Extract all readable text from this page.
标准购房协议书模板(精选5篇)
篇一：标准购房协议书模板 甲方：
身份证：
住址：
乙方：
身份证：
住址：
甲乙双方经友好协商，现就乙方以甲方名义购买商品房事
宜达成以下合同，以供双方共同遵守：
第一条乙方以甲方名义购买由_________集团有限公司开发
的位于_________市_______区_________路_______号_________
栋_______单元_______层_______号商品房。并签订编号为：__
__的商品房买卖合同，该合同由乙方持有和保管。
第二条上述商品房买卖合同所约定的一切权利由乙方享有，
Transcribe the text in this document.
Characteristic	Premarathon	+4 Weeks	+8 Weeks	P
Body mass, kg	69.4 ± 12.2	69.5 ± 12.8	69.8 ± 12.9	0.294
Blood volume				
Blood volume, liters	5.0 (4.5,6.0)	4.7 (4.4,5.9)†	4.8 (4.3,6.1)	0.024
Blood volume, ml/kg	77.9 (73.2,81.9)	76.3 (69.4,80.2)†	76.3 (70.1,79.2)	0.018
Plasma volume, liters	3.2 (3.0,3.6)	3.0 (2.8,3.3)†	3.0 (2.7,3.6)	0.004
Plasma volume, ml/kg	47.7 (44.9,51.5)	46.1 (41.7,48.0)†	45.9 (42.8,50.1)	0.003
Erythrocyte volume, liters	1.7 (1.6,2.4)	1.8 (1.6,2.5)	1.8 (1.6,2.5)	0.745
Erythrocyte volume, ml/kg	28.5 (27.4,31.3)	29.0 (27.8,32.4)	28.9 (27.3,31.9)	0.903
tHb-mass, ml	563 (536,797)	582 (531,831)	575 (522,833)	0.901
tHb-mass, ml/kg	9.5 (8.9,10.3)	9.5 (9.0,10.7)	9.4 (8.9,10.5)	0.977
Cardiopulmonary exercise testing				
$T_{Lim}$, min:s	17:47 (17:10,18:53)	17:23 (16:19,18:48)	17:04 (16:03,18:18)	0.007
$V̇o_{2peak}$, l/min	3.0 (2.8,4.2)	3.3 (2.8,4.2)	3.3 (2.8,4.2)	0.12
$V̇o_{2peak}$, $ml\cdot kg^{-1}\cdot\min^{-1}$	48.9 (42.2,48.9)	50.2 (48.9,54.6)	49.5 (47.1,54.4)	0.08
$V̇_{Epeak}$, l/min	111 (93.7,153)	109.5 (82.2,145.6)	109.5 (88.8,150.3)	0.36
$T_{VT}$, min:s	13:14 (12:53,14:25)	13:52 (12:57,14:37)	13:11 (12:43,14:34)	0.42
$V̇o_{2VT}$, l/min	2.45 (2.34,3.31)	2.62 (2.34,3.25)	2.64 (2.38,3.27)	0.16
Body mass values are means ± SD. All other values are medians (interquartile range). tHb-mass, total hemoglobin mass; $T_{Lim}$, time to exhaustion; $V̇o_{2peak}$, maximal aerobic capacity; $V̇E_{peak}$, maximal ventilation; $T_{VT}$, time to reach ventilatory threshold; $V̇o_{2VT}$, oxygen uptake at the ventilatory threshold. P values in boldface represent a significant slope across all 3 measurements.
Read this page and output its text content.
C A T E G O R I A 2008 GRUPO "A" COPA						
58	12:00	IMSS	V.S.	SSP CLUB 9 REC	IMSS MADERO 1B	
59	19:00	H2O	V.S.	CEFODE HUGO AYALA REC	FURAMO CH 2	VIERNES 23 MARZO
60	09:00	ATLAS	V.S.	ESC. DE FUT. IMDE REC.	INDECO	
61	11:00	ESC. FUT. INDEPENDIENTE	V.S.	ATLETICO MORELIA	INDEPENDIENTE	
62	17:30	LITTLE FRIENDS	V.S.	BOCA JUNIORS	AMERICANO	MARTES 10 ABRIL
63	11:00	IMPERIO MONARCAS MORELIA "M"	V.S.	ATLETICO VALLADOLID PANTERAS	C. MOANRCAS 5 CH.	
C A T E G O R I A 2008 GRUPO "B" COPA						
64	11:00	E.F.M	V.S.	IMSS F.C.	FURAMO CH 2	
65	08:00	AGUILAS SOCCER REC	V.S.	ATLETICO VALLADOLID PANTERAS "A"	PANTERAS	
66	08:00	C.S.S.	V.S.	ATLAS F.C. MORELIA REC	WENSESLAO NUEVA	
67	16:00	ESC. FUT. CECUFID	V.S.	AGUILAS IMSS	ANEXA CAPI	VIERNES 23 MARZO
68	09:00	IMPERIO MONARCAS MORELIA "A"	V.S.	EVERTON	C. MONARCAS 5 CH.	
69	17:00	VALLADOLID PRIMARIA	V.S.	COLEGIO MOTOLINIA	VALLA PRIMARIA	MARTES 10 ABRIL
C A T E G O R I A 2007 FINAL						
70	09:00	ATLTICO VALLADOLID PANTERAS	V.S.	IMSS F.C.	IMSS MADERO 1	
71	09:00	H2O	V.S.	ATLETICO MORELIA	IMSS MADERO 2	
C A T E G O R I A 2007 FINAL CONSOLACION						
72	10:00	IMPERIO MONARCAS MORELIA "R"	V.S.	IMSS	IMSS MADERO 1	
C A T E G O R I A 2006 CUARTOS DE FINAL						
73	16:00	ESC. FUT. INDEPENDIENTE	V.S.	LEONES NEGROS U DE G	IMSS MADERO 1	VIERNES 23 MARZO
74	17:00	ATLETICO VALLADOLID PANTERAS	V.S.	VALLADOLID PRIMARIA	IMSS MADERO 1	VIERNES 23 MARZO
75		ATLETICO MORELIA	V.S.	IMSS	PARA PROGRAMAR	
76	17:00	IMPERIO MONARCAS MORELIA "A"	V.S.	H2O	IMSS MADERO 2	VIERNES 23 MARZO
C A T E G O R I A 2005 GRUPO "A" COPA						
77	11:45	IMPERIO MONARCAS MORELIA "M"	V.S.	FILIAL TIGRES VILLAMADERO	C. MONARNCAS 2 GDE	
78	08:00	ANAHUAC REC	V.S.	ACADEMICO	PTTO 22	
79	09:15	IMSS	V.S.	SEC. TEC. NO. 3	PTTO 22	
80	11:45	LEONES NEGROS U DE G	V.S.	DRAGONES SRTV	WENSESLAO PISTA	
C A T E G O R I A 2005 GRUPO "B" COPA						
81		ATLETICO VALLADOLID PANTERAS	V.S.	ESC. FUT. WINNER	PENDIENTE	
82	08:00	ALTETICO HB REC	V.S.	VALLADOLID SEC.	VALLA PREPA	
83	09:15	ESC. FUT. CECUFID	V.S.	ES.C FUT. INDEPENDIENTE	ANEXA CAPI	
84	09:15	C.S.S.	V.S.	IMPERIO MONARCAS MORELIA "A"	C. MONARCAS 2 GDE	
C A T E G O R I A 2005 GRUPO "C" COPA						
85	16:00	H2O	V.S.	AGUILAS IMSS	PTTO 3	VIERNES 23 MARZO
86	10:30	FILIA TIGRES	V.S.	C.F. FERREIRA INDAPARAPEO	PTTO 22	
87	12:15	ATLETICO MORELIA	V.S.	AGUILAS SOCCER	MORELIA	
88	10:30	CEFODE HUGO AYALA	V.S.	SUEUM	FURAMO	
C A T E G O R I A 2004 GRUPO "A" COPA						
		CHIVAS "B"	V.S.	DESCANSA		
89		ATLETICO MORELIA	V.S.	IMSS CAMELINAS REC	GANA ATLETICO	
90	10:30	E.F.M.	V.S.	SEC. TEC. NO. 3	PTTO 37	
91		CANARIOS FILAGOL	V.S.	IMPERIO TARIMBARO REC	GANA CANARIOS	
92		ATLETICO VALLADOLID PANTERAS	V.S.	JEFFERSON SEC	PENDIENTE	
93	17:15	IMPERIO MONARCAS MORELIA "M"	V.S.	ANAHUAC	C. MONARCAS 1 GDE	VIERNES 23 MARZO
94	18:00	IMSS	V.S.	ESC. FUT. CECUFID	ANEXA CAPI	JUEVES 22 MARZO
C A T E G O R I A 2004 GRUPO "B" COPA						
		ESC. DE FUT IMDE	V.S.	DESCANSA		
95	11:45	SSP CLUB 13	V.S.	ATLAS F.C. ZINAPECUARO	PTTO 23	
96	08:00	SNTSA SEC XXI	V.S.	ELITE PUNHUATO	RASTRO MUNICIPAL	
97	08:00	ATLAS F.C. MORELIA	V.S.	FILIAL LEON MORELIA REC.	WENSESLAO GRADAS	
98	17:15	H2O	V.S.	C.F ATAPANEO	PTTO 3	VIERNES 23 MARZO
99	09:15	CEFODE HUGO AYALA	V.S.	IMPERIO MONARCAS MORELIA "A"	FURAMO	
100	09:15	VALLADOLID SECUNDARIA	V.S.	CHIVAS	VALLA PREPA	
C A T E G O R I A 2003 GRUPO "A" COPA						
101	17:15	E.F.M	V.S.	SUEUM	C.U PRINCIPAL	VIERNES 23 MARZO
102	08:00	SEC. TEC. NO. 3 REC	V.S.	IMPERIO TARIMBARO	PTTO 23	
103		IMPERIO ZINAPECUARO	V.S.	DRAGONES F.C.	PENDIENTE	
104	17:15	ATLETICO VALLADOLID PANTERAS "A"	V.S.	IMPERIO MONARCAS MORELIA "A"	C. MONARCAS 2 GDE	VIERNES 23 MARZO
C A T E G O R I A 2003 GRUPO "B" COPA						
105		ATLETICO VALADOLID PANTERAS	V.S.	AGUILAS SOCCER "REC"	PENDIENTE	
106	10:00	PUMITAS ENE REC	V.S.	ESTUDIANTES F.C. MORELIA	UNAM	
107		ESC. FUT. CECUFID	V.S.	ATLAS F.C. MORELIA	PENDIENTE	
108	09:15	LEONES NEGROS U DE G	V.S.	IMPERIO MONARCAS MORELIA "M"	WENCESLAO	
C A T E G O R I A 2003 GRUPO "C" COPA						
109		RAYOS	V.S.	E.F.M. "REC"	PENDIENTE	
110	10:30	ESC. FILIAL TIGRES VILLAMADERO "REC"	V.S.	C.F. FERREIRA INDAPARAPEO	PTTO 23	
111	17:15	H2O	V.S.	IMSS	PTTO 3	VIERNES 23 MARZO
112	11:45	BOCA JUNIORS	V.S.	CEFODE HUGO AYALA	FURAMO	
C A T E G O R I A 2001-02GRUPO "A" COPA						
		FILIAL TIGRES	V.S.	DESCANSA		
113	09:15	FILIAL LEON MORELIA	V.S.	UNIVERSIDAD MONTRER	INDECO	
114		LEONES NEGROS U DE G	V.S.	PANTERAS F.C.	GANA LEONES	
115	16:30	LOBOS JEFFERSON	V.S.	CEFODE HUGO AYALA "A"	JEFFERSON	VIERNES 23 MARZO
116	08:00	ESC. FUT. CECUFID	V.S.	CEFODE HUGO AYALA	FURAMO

------------

**Short exercise:**
Only lines that contain the word "GANA" are wanted; copy each of them.

**Task answer:**
89		ATLETICO MORELIA	V.S.	IMSS CAMELINAS REC	GANA ATLETICO	
91		CANARIOS FILAGOL	V.S.	IMPERIO TARIMBARO REC	GANA CANARIOS	
114		LEONES NEGROS U DE G	V.S.	PANTERAS F.C.	GANA LEONES	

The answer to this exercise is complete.